Items listed in a dataset:
[Start]
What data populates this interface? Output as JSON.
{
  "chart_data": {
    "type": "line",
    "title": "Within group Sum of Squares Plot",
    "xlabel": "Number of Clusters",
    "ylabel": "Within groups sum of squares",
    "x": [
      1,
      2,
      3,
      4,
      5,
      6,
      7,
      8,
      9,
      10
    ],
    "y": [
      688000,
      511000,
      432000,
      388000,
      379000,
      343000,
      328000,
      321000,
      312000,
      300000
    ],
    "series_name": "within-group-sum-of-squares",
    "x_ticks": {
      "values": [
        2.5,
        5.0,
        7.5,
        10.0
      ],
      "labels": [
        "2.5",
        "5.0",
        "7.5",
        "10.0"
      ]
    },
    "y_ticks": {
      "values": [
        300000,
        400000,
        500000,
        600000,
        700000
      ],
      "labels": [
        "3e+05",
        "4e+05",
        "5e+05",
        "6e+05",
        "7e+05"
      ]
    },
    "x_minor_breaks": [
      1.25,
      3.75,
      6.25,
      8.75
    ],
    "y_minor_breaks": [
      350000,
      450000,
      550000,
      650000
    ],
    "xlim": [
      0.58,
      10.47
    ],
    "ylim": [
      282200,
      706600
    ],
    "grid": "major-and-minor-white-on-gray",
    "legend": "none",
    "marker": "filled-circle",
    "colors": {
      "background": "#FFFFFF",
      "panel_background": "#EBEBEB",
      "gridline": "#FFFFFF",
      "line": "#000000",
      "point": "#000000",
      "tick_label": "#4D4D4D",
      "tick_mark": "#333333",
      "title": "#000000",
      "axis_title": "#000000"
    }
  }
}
[End]
WHAT IS BEING ASKED: Reproduce the material exactly, with every line intact.

ANSWER:
What data populates this interface? Output as JSON.
{
  "chart_data": {
    "type": "line",
    "title": "Within group Sum of Squares Plot",
    "xlabel": "Number of Clusters",
    "ylabel": "Within groups sum of squares",
    "x": [
      1,
      2,
      3,
      4,
      5,
      6,
      7,
      8,
      9,
      10
    ],
    "y": [
      688000,
      511000,
      432000,
      388000,
      379000,
      343000,
      328000,
      321000,
      312000,
      300000
    ],
    "series_name": "within-group-sum-of-squares",
    "x_ticks": {
      "values": [
        2.5,
        5.0,
        7.5,
        10.0
      ],
      "labels": [
        "2.5",
        "5.0",
        "7.5",
        "10.0"
      ]
    },
    "y_ticks": {
      "values": [
        300000,
        400000,
        500000,
        600000,
        700000
      ],
      "labels": [
        "3e+05",
        "4e+05",
        "5e+05",
        "6e+05",
        "7e+05"
      ]
    },
    "x_minor_breaks": [
      1.25,
      3.75,
      6.25,
      8.75
    ],
    "y_minor_breaks": [
      350000,
      450000,
      550000,
      650000
    ],
    "xlim": [
      0.58,
      10.47
    ],
    "ylim": [
      282200,
      706600
    ],
    "grid": "major-and-minor-white-on-gray",
    "legend": "none",
    "marker": "filled-circle",
    "colors": {
      "background": "#FFFFFF",
      "panel_background": "#EBEBEB",
      "gridline": "#FFFFFF",
      "line": "#000000",
      "point": "#000000",
      "tick_label": "#4D4D4D",
      "tick_mark": "#333333",
      "title": "#000000",
      "axis_title": "#000000"
    }
  }
}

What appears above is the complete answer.